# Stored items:
────────

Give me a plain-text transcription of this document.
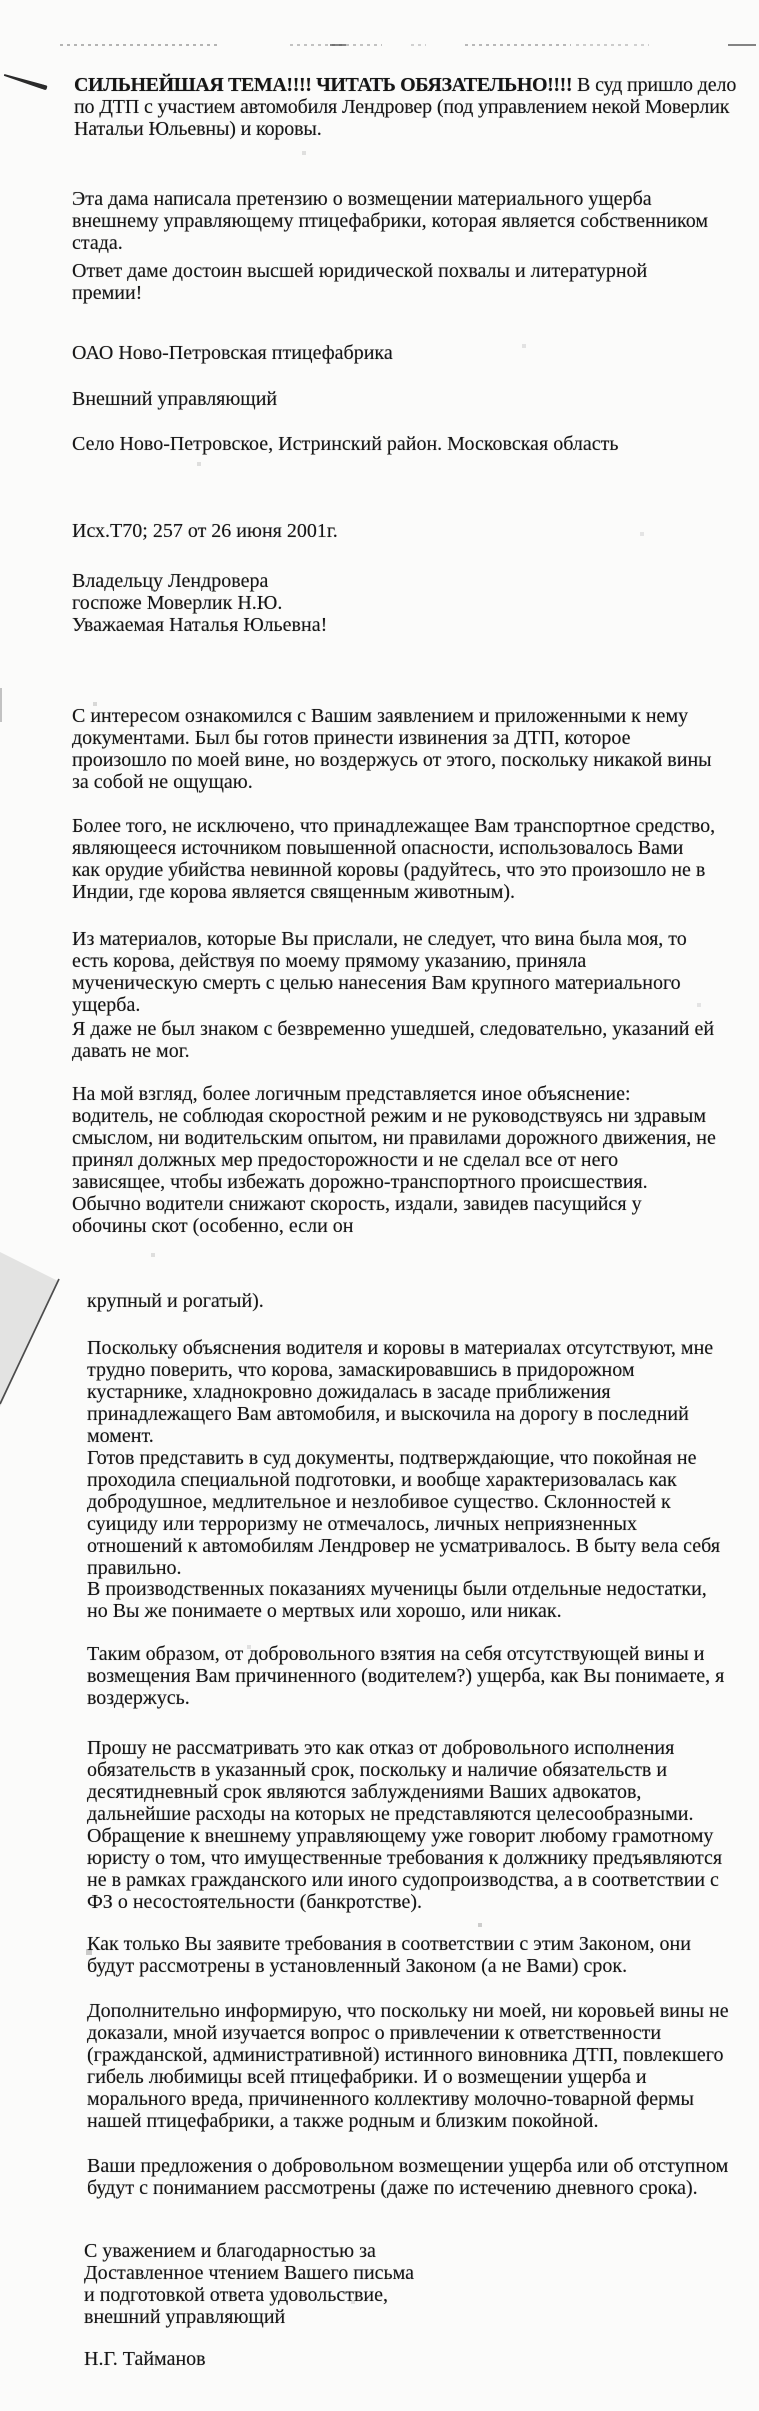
СИЛЬНЕЙШАЯ ТЕМА!!!! ЧИТАТЬ ОБЯЗАТЕЛЬНО!!!! В суд пришло дело по ДТП с участием автомобиля Лендровер (под управлением некой Моверлик Натальи Юльевны) и коровы.
Эта дама написала претензию о возмещении материального ущерба внешнему управляющему птицефабрики, которая является собственником стада.
Ответ даме достоин высшей юридической похвалы и литературной премии!
ОАО Ново-Петровская птицефабрика
Внешний управляющий
Село Ново-Петровское, Истринский район. Московская область
Исх.Т70; 257 от 26 июня 2001г.
Владельцу Лендровера
госпоже Моверлик Н.Ю.
Уважаемая Наталья Юльевна!
С интересом ознакомился с Вашим заявлением и приложенными к нему документами. Был бы готов принести извинения за ДТП, которое произошло по моей вине, но воздержусь от этого, поскольку никакой вины за собой не ощущаю.
Более того, не исключено, что принадлежащее Вам транспортное средство, являющееся источником повышенной опасности, использовалось Вами как орудие убийства невинной коровы (радуйтесь, что это произошло не в Индии, где корова является священным животным).
Из материалов, которые Вы прислали, не следует, что вина была моя, то есть корова, действуя по моему прямому указанию, приняла мученическую смерть с целью нанесения Вам крупного материального ущерба.
Я даже не был знаком с безвременно ушедшей, следовательно, указаний ей давать не мог.
На мой взгляд, более логичным представляется иное объяснение: водитель, не соблюдая скоростной режим и не руководствуясь ни здравым смыслом, ни водительским опытом, ни правилами дорожного движения, не принял должных мер предосторожности и не сделал все от него зависящее, чтобы избежать дорожно-транспортного происшествия. Обычно водители снижают скорость, издали, завидев пасущийся у обочины скот (особенно, если он
крупный и рогатый).
Поскольку объяснения водителя и коровы в материалах отсутствуют, мне трудно поверить, что корова, замаскировавшись в придорожном кустарнике, хладнокровно дожидалась в засаде приближения принадлежащего Вам автомобиля, и выскочила на дорогу в последний момент.
Готов представить в суд документы, подтверждающие, что покойная не проходила специальной подготовки, и вообще характеризовалась как добродушное, медлительное и незлобивое существо. Склонностей к суициду или терроризму не отмечалось, личных неприязненных отношений к автомобилям Лендровер не усматривалось. В быту вела себя правильно.
В производственных показаниях мученицы были отдельные недостатки, но Вы же понимаете о мертвых или хорошо, или никак.
Таким образом, от добровольного взятия на себя отсутствующей вины и возмещения Вам причиненного (водителем?) ущерба, как Вы понимаете, я воздержусь.
Прошу не рассматривать это как отказ от добровольного исполнения обязательств в указанный срок, поскольку и наличие обязательств и десятидневный срок являются заблуждениями Ваших адвокатов, дальнейшие расходы на которых не представляются целесообразными. Обращение к внешнему управляющему уже говорит любому грамотному юристу о том, что имущественные требования к должнику предъявляются не в рамках гражданского или иного судопроизводства, а в соответствии с ФЗ о несостоятельности (банкротстве).
Как только Вы заявите требования в соответствии с этим Законом, они будут рассмотрены в установленный Законом (а не Вами) срок.
Дополнительно информирую, что поскольку ни моей, ни коровьей вины не доказали, мной изучается вопрос о привлечении к ответственности (гражданской, административной) истинного виновника ДТП, повлекшего гибель любимицы всей птицефабрики. И о возмещении ущерба и морального вреда, причиненного коллективу молочно-товарной фермы нашей птицефабрики, а также родным и близким покойной.
Ваши предложения о добровольном возмещении ущерба или об отступном будут с пониманием рассмотрены (даже по истечению дневного срока).
С уважением и благодарностью за
Доставленное чтением Вашего письма
и подготовкой ответа удовольствие,
внешний управляющий
Н.Г. Тайманов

────────

# WHAT TO WORK ON:
Repeat the records above verbatim, with no pictures in the result.

# PROBLEM SOLUTION:
Give me a plain-text transcription of this document.
СИЛЬНЕЙШАЯ ТЕМА!!!! ЧИТАТЬ ОБЯЗАТЕЛЬНО!!!! В суд пришло дело по ДТП с участием автомобиля Лендровер (под управлением некой Моверлик Натальи Юльевны) и коровы.
Эта дама написала претензию о возмещении материального ущерба внешнему управляющему птицефабрики, которая является собственником стада.
Ответ даме достоин высшей юридической похвалы и литературной премии!
ОАО Ново-Петровская птицефабрика
Внешний управляющий
Село Ново-Петровское, Истринский район. Московская область
Исх.Т70; 257 от 26 июня 2001г.
Владельцу Лендровера
госпоже Моверлик Н.Ю.
Уважаемая Наталья Юльевна!
С интересом ознакомился с Вашим заявлением и приложенными к нему документами. Был бы готов принести извинения за ДТП, которое произошло по моей вине, но воздержусь от этого, поскольку никакой вины за собой не ощущаю.
Более того, не исключено, что принадлежащее Вам транспортное средство, являющееся источником повышенной опасности, использовалось Вами как орудие убийства невинной коровы (радуйтесь, что это произошло не в Индии, где корова является священным животным).
Из материалов, которые Вы прислали, не следует, что вина была моя, то есть корова, действуя по моему прямому указанию, приняла мученическую смерть с целью нанесения Вам крупного материального ущерба.
Я даже не был знаком с безвременно ушедшей, следовательно, указаний ей давать не мог.
На мой взгляд, более логичным представляется иное объяснение: водитель, не соблюдая скоростной режим и не руководствуясь ни здравым смыслом, ни водительским опытом, ни правилами дорожного движения, не принял должных мер предосторожности и не сделал все от него зависящее, чтобы избежать дорожно-транспортного происшествия. Обычно водители снижают скорость, издали, завидев пасущийся у обочины скот (особенно, если он
крупный и рогатый).
Поскольку объяснения водителя и коровы в материалах отсутствуют, мне трудно поверить, что корова, замаскировавшись в придорожном кустарнике, хладнокровно дожидалась в засаде приближения принадлежащего Вам автомобиля, и выскочила на дорогу в последний момент.
Готов представить в суд документы, подтверждающие, что покойная не проходила специальной подготовки, и вообще характеризовалась как добродушное, медлительное и незлобивое существо. Склонностей к суициду или терроризму не отмечалось, личных неприязненных отношений к автомобилям Лендровер не усматривалось. В быту вела себя правильно.
В производственных показаниях мученицы были отдельные недостатки, но Вы же понимаете о мертвых или хорошо, или никак.
Таким образом, от добровольного взятия на себя отсутствующей вины и возмещения Вам причиненного (водителем?) ущерба, как Вы понимаете, я воздержусь.
Прошу не рассматривать это как отказ от добровольного исполнения обязательств в указанный срок, поскольку и наличие обязательств и десятидневный срок являются заблуждениями Ваших адвокатов, дальнейшие расходы на которых не представляются целесообразными. Обращение к внешнему управляющему уже говорит любому грамотному юристу о том, что имущественные требования к должнику предъявляются не в рамках гражданского или иного судопроизводства, а в соответствии с ФЗ о несостоятельности (банкротстве).
Как только Вы заявите требования в соответствии с этим Законом, они будут рассмотрены в установленный Законом (а не Вами) срок.
Дополнительно информирую, что поскольку ни моей, ни коровьей вины не доказали, мной изучается вопрос о привлечении к ответственности (гражданской, административной) истинного виновника ДТП, повлекшего гибель любимицы всей птицефабрики. И о возмещении ущерба и морального вреда, причиненного коллективу молочно-товарной фермы нашей птицефабрики, а также родным и близким покойной.
Ваши предложения о добровольном возмещении ущерба или об отступном будут с пониманием рассмотрены (даже по истечению дневного срока).
С уважением и благодарностью за
Доставленное чтением Вашего письма
и подготовкой ответа удовольствие,
внешний управляющий
Н.Г. Тайманов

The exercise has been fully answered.